-- Begin STORED DATA --
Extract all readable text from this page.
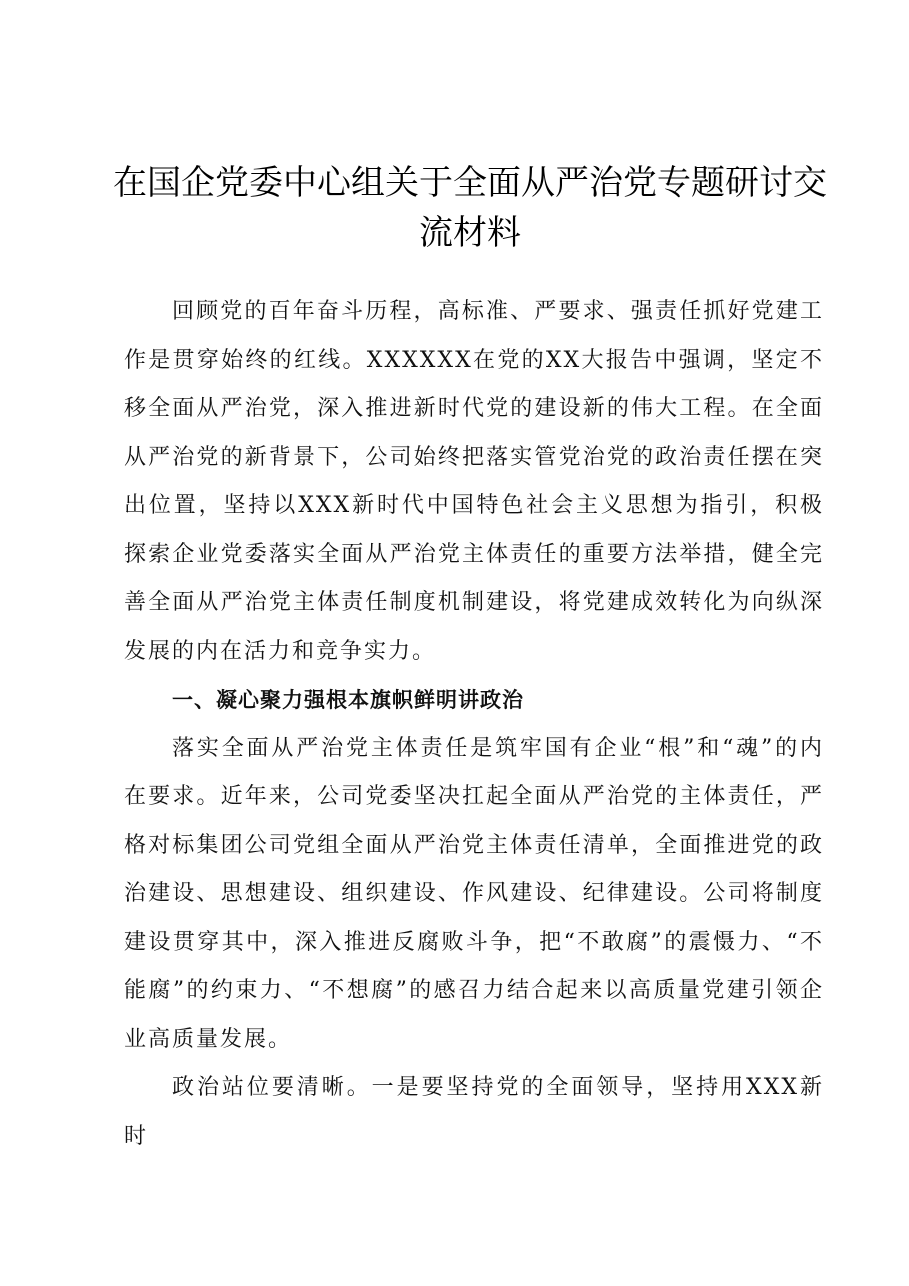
在国企党委中心组关于全面从严治党专题研讨交流材料

回顾党的百年奋斗历程，高标准、严要求、强责任抓好党建工作是贯穿始终的红线。XXXXXX在党的XX大报告中强调，坚定不移全面从严治党，深入推进新时代党的建设新的伟大工程。在全面从严治党的新背景下，公司始终把落实管党治党的政治责任摆在突出位置，坚持以XXX新时代中国特色社会主义思想为指引，积极探索企业党委落实全面从严治党主体责任的重要方法举措，健全完善全面从严治党主体责任制度机制建设，将党建成效转化为向纵深发展的内在活力和竞争实力。

一、凝心聚力强根本旗帜鲜明讲政治

落实全面从严治党主体责任是筑牢国有企业“根”和“魂”的内在要求。近年来，公司党委坚决扛起全面从严治党的主体责任，严格对标集团公司党组全面从严治党主体责任清单，全面推进党的政治建设、思想建设、组织建设、作风建设、纪律建设。公司将制度建设贯穿其中，深入推进反腐败斗争，把“不敢腐”的震慑力、“不能腐”的约束力、“不想腐”的感召力结合起来以高质量党建引领企业高质量发展。

政治站位要清晰。一是要坚持党的全面领导，坚持用XXX新时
-- End STORED DATA --
# [PROBLEM TO SOLVE]
The data above should be repeated exactly, minus any pictures.

# [WRITTEN REPLY]
Extract all readable text from this page.
在国企党委中心组关于全面从严治党专题研讨交流材料

回顾党的百年奋斗历程，高标准、严要求、强责任抓好党建工作是贯穿始终的红线。XXXXXX在党的XX大报告中强调，坚定不移全面从严治党，深入推进新时代党的建设新的伟大工程。在全面从严治党的新背景下，公司始终把落实管党治党的政治责任摆在突出位置，坚持以XXX新时代中国特色社会主义思想为指引，积极探索企业党委落实全面从严治党主体责任的重要方法举措，健全完善全面从严治党主体责任制度机制建设，将党建成效转化为向纵深发展的内在活力和竞争实力。

一、凝心聚力强根本旗帜鲜明讲政治

落实全面从严治党主体责任是筑牢国有企业“根”和“魂”的内在要求。近年来，公司党委坚决扛起全面从严治党的主体责任，严格对标集团公司党组全面从严治党主体责任清单，全面推进党的政治建设、思想建设、组织建设、作风建设、纪律建设。公司将制度建设贯穿其中，深入推进反腐败斗争，把“不敢腐”的震慑力、“不能腐”的约束力、“不想腐”的感召力结合起来以高质量党建引领企业高质量发展。

政治站位要清晰。一是要坚持党的全面领导，坚持用XXX新时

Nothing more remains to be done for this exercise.